§ Given problem:
Where a line holds "Dynamic", copy it.

§ Information supplied:
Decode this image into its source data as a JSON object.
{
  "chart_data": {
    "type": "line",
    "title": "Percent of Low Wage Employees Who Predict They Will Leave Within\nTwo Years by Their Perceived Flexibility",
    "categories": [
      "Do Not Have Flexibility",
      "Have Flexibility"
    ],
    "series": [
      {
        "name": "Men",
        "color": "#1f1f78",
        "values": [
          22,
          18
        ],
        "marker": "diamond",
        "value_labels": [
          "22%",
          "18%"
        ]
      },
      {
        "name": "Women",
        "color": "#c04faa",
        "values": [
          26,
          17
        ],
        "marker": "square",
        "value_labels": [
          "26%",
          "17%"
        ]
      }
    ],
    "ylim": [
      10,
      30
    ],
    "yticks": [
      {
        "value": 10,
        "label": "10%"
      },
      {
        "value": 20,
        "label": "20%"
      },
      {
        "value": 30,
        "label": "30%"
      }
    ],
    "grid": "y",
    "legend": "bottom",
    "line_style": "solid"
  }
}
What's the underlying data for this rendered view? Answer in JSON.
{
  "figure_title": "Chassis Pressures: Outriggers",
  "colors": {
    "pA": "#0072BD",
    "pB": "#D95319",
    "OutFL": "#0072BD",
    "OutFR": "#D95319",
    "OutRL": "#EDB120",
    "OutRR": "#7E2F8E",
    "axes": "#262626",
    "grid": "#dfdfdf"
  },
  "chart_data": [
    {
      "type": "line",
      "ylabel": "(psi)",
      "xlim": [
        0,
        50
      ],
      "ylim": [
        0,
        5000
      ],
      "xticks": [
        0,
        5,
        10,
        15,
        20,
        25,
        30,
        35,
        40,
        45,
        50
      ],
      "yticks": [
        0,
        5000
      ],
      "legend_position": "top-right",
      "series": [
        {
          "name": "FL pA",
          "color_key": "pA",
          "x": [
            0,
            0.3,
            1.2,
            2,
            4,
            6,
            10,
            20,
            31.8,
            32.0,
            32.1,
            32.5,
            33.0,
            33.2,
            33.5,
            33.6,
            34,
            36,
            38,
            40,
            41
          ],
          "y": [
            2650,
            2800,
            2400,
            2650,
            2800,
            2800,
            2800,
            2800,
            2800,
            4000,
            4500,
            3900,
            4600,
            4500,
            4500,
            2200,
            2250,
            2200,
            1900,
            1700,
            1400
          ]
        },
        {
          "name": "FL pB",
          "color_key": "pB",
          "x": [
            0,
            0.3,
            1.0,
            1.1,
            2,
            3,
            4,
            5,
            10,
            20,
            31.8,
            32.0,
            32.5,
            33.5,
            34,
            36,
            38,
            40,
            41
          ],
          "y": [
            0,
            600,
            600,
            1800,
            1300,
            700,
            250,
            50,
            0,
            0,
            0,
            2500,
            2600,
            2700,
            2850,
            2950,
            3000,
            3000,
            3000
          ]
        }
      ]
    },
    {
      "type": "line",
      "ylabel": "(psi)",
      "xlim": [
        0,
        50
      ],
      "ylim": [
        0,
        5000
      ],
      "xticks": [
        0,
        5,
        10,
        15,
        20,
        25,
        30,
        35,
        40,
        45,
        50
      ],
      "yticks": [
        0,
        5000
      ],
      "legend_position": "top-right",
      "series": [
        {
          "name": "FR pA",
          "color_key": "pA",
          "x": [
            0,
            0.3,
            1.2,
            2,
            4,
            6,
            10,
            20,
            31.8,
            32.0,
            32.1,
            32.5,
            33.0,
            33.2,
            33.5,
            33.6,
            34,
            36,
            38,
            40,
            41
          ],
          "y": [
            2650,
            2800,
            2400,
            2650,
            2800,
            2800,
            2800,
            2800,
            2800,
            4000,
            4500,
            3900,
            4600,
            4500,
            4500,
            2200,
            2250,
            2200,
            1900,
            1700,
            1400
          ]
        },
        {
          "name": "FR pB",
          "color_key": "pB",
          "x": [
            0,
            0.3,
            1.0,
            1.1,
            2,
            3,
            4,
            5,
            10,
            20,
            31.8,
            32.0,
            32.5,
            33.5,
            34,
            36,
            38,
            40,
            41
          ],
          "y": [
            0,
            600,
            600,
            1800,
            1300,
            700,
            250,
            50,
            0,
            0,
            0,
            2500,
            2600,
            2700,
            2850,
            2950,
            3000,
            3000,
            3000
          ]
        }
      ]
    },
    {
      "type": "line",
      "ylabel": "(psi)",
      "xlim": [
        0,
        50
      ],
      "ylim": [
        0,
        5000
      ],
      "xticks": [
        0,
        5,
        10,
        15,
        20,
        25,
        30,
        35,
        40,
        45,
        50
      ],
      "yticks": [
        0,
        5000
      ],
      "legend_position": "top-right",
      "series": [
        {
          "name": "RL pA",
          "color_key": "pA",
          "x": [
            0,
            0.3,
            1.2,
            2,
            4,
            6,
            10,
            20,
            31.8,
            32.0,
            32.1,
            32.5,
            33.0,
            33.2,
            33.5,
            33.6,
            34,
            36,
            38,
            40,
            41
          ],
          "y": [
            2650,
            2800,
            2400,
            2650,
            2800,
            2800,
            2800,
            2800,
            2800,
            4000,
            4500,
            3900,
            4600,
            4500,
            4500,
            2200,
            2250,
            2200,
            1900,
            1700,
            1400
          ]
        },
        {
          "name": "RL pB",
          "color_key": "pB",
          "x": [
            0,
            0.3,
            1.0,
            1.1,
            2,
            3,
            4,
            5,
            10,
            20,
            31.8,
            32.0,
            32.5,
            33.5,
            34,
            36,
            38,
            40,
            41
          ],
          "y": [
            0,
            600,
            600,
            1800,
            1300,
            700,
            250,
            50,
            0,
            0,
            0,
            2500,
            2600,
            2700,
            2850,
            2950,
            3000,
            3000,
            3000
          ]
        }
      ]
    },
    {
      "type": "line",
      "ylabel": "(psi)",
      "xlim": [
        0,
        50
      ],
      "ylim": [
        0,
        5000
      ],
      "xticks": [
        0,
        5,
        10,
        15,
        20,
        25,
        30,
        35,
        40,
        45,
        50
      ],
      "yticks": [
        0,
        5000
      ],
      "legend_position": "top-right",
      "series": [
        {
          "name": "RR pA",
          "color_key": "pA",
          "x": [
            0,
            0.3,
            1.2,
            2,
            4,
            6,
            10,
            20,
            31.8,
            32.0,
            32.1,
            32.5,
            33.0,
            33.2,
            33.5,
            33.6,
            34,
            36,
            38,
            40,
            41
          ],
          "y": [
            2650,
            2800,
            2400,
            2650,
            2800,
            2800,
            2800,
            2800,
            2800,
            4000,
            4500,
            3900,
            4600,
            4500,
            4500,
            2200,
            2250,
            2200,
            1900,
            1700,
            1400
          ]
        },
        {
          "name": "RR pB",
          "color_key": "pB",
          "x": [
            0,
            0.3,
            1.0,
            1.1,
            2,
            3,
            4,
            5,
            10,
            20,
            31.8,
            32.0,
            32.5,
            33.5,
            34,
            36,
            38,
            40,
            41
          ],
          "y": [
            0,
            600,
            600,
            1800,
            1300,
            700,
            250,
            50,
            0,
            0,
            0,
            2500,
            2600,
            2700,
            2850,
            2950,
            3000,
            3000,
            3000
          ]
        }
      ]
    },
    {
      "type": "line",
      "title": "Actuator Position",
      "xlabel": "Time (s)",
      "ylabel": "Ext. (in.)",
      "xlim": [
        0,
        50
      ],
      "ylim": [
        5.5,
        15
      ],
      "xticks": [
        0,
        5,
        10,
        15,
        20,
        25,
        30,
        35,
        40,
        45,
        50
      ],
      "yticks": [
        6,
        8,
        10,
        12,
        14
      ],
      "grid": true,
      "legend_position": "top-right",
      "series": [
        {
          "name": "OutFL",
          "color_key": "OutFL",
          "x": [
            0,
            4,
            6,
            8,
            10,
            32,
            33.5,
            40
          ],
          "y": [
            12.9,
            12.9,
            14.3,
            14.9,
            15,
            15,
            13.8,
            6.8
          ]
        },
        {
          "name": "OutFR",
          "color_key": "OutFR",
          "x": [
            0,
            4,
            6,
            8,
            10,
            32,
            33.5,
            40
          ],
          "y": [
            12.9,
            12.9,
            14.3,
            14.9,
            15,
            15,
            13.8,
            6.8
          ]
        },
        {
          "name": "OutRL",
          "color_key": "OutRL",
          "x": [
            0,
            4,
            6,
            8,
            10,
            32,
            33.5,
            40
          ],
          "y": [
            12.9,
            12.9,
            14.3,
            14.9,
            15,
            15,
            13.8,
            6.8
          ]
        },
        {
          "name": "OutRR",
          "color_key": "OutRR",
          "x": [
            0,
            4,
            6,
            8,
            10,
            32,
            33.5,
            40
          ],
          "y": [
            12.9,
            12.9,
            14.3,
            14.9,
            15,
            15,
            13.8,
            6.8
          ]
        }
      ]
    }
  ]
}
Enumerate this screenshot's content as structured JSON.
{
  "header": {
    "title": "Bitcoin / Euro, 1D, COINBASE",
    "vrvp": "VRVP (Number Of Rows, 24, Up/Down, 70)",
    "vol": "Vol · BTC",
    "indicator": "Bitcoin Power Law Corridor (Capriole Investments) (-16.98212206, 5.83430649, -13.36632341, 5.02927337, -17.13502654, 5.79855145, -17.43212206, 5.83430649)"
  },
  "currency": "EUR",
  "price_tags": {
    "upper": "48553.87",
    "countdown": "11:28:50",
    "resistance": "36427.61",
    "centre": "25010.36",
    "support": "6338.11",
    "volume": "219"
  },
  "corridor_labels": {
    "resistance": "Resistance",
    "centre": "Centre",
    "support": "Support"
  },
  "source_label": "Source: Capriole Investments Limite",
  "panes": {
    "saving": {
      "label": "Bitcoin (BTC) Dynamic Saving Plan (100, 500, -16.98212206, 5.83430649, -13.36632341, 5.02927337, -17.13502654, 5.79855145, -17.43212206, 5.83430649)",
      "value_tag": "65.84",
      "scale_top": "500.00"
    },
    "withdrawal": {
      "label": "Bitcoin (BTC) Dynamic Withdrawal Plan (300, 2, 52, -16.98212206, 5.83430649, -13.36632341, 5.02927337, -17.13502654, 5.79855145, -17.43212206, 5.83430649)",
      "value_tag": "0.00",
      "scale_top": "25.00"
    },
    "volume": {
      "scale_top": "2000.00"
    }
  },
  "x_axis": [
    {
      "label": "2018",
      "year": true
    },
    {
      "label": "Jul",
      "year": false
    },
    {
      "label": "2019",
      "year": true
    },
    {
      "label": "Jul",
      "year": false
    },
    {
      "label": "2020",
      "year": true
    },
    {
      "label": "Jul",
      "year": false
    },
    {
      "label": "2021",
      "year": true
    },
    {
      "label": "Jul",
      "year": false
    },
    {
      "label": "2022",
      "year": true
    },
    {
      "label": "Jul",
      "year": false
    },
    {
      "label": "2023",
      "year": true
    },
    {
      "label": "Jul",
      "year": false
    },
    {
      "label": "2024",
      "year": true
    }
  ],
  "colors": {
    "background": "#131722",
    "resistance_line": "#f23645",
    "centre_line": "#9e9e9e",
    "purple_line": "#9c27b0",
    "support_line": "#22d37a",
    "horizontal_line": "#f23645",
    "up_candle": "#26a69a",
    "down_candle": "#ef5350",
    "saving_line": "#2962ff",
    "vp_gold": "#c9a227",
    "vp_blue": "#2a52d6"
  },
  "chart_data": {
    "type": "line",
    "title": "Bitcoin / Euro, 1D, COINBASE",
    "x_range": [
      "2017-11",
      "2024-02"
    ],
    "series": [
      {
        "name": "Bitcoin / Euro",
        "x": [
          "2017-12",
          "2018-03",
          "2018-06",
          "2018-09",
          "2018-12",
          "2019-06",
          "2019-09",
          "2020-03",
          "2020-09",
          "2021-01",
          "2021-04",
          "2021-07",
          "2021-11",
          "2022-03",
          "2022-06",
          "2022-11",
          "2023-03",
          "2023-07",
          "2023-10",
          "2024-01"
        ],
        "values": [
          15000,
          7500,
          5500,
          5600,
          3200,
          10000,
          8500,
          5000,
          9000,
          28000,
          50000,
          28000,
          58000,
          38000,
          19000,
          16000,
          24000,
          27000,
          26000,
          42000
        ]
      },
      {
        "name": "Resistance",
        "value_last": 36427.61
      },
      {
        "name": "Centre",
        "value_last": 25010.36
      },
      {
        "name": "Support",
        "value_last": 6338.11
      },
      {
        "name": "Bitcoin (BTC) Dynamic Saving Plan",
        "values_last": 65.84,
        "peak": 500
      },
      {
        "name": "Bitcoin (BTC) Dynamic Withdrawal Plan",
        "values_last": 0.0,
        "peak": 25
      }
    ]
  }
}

§ Task response:
      "label": "Bitcoin (BTC) Dynamic Saving Plan (100, 500, -16.98212206, 5.83430649, -13.36632341, 5.02927337, -17.13502654, 5.79855145, -17.43212206, 5.83430649)",
      "label": "Bitcoin (BTC) Dynamic Withdrawal Plan (300, 2, 52, -16.98212206, 5.83430649, -13.36632341, 5.02927337, -17.13502654, 5.79855145, -17.43212206, 5.83430649)",
        "name": "Bitcoin (BTC) Dynamic Saving Plan",
        "name": "Bitcoin (BTC) Dynamic Withdrawal Plan",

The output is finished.